- Work to complete -
From the listing that follows, output everything exactly except the pictures.

Dataset items:
+-------+
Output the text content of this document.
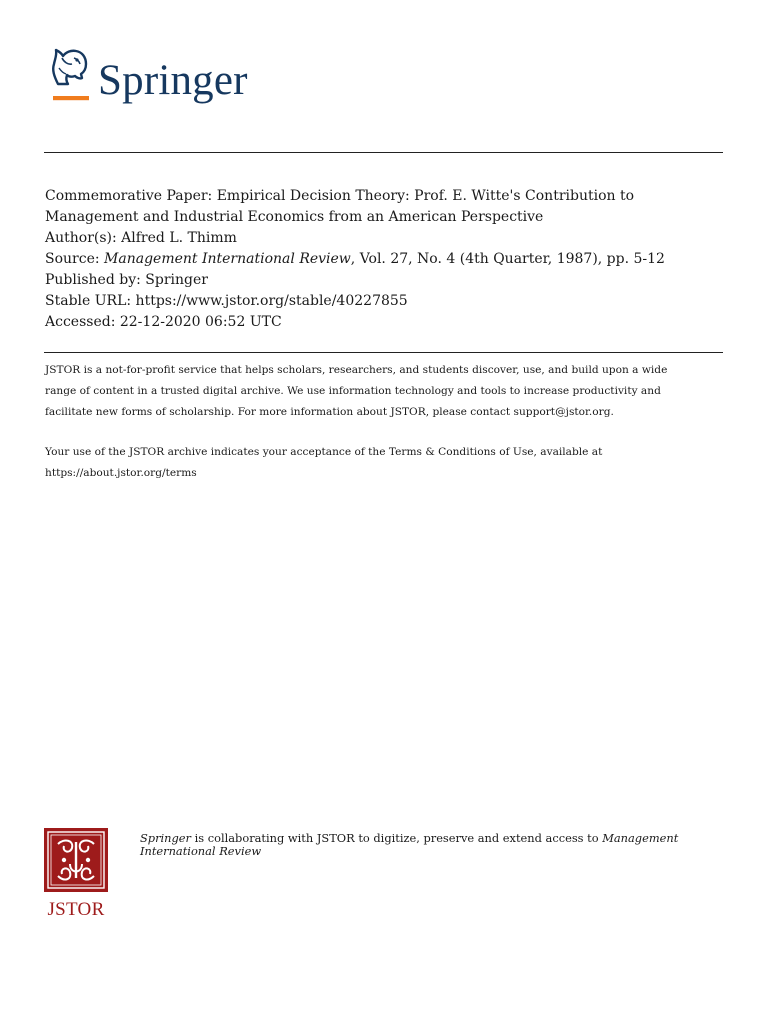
Springer
Commemorative Paper: Empirical Decision Theory: Prof. E. Witte's Contribution to
Management and Industrial Economics from an American Perspective
Author(s): Alfred L. Thimm
Source: Management International Review, Vol. 27, No. 4 (4th Quarter, 1987), pp. 5-12
Published by: Springer
Stable URL: https://www.jstor.org/stable/40227855
Accessed: 22-12-2020 06:52 UTC

JSTOR is a not-for-profit service that helps scholars, researchers, and students discover, use, and build upon a wide

range of content in a trusted digital archive. We use information technology and tools to increase productivity and

facilitate new forms of scholarship. For more information about JSTOR, please contact support@jstor.org.

Your use of the JSTOR archive indicates your acceptance of the Terms & Conditions of Use, available at

https://about.jstor.org/terms

JSTOR
Springer is collaborating with JSTOR to digitize, preserve and extend access to Management
International Review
+-------+
- Output for this task -
Output the text content of this document.
Springer
Commemorative Paper: Empirical Decision Theory: Prof. E. Witte's Contribution to
Management and Industrial Economics from an American Perspective
Author(s): Alfred L. Thimm
Source: Management International Review, Vol. 27, No. 4 (4th Quarter, 1987), pp. 5-12
Published by: Springer
Stable URL: https://www.jstor.org/stable/40227855
Accessed: 22-12-2020 06:52 UTC

JSTOR is a not-for-profit service that helps scholars, researchers, and students discover, use, and build upon a wide

range of content in a trusted digital archive. We use information technology and tools to increase productivity and

facilitate new forms of scholarship. For more information about JSTOR, please contact support@jstor.org.

Your use of the JSTOR archive indicates your acceptance of the Terms & Conditions of Use, available at

https://about.jstor.org/terms

JSTOR
Springer is collaborating with JSTOR to digitize, preserve and extend access to Management
International Review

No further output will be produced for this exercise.